• Короткое задание: Отредактируйте отрывок о Фигнере: перепишите его, начиная со слов «Однажды его отряд» и заканчивая словами «другие благополучно скрылись.», и замените «хитрость» на «уловку».

В одном из своих донесений дежурному генералу штаба главнокомандующего П.П. Коновницыну А.С. Фигнер сообщал: «Вчера я узнал, что Вы беспокоитесь узнать о силе и движениях неприятеля. Чего ради вчера же был у французов один, а сегодня посещал их вооруженною рукою, после чего опять имел с ниш переговоры. О всем случившемся посланный мною к Вам ротмистр Алексеев лучше расскажет, ибо я боюсь расхвастаться» (Жилин П.А. Гибель наполеоновской армии в России. М., 1974. С. 248).

Однажды его отряд был окружен с трех сторон французами, с четвертой стороны возвышался лес, добраться до которого французы бы не дали. Казалось— ситуация безвыходная. Но Фигнер придумал блестящую хитрость: он переодел половину отряда во французкую форму и инсценировал бой с другой частью. Настоящие французы остановились, ожидая завершения схватки. Между тем «французы» оттеснили русских к лесу, где и те и другие благополучно скрылись.

Своей деятельностью Фигнер наводил ужас на французов. По неприятельским войскам распространился слух, что у русских есть штаб-офицер, чрезвычайно смелый, который приезжает иногда на их бивак, «и узнает, что нужно, и нападает удачно». Была известна фамилия этого партизана и даже назначена награда тому, «кто его живого приведет, или истребит».

• Выдержка из материала:
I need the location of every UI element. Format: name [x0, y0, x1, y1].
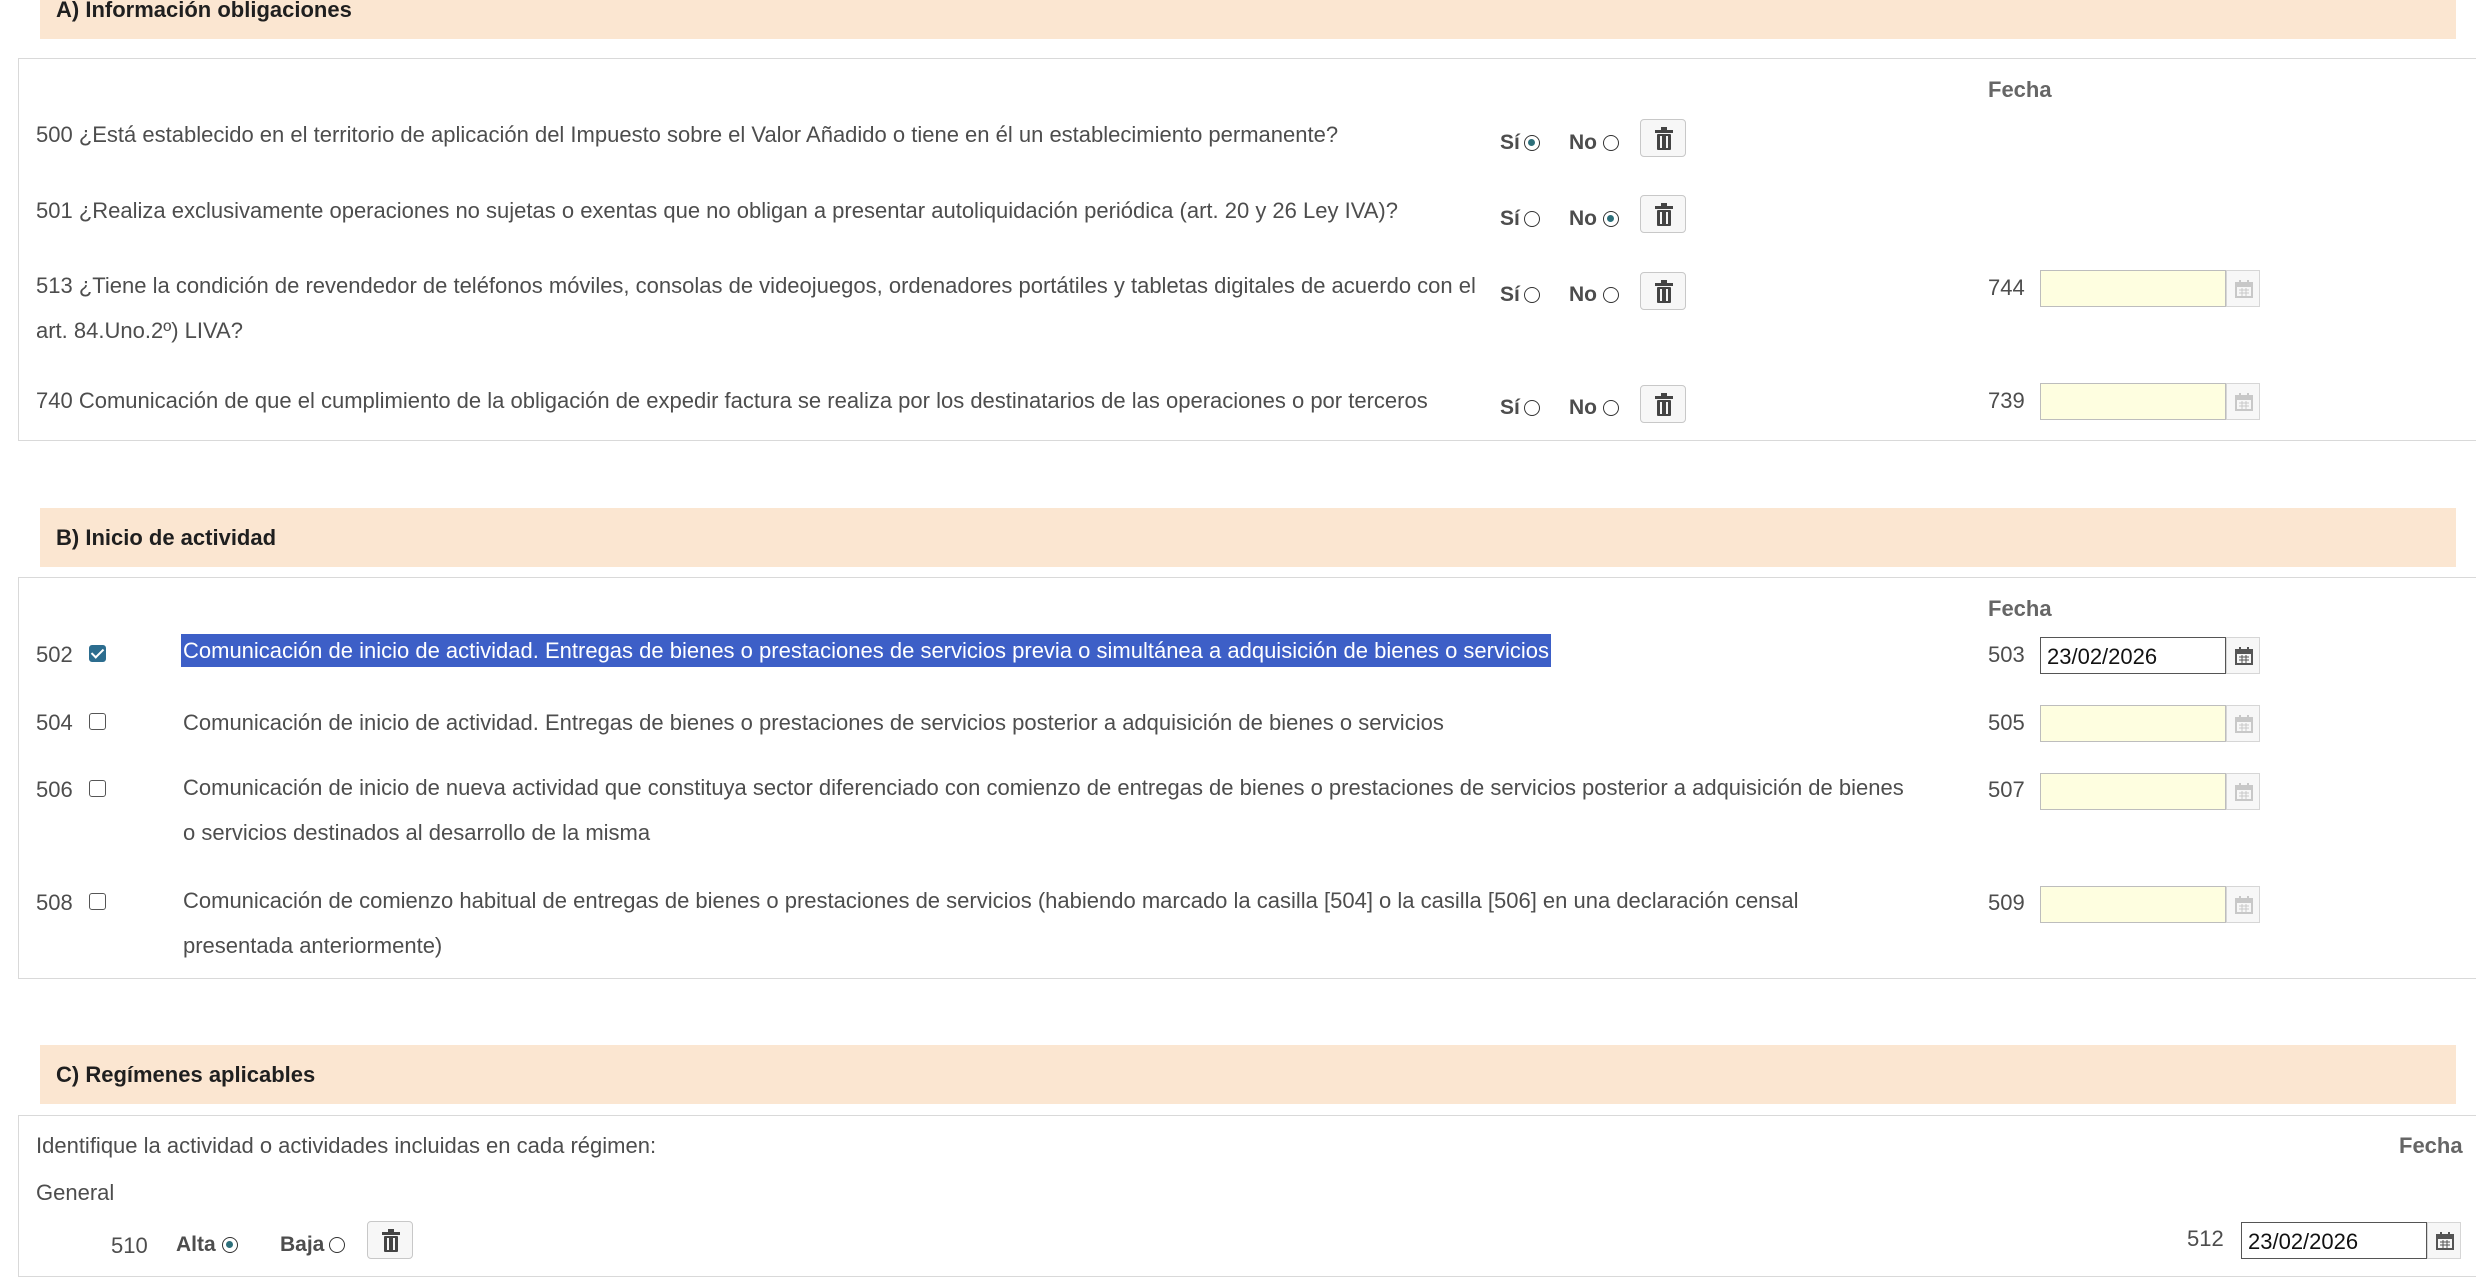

• Результат:
Однажды его отряд был окружен с трех сторон французами, с четвертой стороны возвышался лес, добраться до которого французы бы не дали. Казалось— ситуация безвыходная. Но Фигнер придумал блестящую уловку: он переодел половину отряда во французкую форму и инсценировал бой с другой частью. Настоящие французы остановились, ожидая завершения схватки. Между тем «французы» оттеснили русских к лесу, где и те и другие благополучно скрылись.